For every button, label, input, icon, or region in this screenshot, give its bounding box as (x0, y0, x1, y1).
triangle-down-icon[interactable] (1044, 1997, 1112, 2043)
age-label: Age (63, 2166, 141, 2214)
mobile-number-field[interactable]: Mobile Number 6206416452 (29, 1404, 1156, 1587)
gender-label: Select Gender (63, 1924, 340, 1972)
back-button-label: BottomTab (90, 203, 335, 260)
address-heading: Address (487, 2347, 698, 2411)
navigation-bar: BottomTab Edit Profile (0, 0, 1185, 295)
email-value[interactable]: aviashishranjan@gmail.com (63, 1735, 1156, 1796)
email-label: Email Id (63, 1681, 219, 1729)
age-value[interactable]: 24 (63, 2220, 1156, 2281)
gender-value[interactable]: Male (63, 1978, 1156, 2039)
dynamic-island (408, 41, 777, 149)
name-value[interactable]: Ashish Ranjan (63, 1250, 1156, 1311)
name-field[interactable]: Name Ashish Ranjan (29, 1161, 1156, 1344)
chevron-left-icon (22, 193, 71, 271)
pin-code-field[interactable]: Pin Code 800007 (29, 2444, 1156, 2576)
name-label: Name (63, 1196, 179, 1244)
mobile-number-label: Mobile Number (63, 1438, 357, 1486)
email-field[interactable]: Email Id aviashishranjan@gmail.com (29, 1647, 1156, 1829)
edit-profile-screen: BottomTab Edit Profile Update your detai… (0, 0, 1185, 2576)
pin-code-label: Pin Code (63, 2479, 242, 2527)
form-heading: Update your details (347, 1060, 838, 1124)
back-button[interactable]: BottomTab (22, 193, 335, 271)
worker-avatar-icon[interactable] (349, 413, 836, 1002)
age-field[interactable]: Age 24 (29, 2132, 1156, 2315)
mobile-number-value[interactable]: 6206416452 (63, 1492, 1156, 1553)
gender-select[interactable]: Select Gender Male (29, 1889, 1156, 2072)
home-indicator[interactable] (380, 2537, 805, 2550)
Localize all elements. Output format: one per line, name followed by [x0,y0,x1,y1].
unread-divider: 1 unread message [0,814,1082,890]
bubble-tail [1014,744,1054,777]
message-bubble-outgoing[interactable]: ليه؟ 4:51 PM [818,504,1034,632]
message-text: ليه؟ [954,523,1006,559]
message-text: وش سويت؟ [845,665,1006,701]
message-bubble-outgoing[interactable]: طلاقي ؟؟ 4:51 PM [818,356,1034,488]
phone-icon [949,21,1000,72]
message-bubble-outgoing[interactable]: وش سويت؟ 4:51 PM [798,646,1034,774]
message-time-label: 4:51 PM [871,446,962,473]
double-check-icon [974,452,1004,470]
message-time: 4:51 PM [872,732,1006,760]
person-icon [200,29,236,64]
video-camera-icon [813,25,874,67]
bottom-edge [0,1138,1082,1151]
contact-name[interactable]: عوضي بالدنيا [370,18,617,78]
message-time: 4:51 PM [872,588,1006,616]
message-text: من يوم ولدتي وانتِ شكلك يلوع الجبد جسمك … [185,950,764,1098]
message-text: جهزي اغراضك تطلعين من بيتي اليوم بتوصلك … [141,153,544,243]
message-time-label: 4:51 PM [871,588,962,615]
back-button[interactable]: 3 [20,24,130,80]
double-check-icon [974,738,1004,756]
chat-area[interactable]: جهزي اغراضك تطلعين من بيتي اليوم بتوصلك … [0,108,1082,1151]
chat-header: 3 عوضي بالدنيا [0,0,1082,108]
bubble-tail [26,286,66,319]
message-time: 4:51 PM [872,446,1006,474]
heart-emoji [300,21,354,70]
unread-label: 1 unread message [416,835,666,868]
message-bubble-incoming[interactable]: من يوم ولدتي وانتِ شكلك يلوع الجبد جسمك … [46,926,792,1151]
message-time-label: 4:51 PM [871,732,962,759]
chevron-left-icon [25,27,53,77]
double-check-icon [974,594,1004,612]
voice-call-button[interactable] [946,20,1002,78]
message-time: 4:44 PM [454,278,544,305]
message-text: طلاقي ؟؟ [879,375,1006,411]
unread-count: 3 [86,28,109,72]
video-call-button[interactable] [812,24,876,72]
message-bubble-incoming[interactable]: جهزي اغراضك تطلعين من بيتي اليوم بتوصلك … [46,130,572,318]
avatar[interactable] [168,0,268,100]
_ _ _ _ _ _ _
**Aim:** Can you arrange the lines as a Markdown table with the columns "Row" and "Line", starting at the first line and ending at the line that contains "gender-value[interactable]: Male (63, 1978, 1156, 2039)", both included and blank lines left out?

**Exercise solution:**
| Row | Line |
|---|---|
| 1 | For every button, label, input, icon, or region in this screenshot, give its bounding box as (x0, y0, x1, y1). |
| 2 | triangle-down-icon[interactable] (1044, 1997, 1112, 2043) |
| 3 | age-label: Age (63, 2166, 141, 2214) |
| 4 | mobile-number-field[interactable]: Mobile Number 6206416452 (29, 1404, 1156, 1587) |
| 5 | gender-label: Select Gender (63, 1924, 340, 1972) |
| 6 | back-button-label: BottomTab (90, 203, 335, 260) |
| 7 | address-heading: Address (487, 2347, 698, 2411) |
| 8 | navigation-bar: BottomTab Edit Profile (0, 0, 1185, 295) |
| 9 | email-value[interactable]: aviashishranjan@gmail.com (63, 1735, 1156, 1796) |
| 10 | email-label: Email Id (63, 1681, 219, 1729) |
| 11 | age-value[interactable]: 24 (63, 2220, 1156, 2281) |
| 12 | gender-value[interactable]: Male (63, 1978, 1156, 2039) |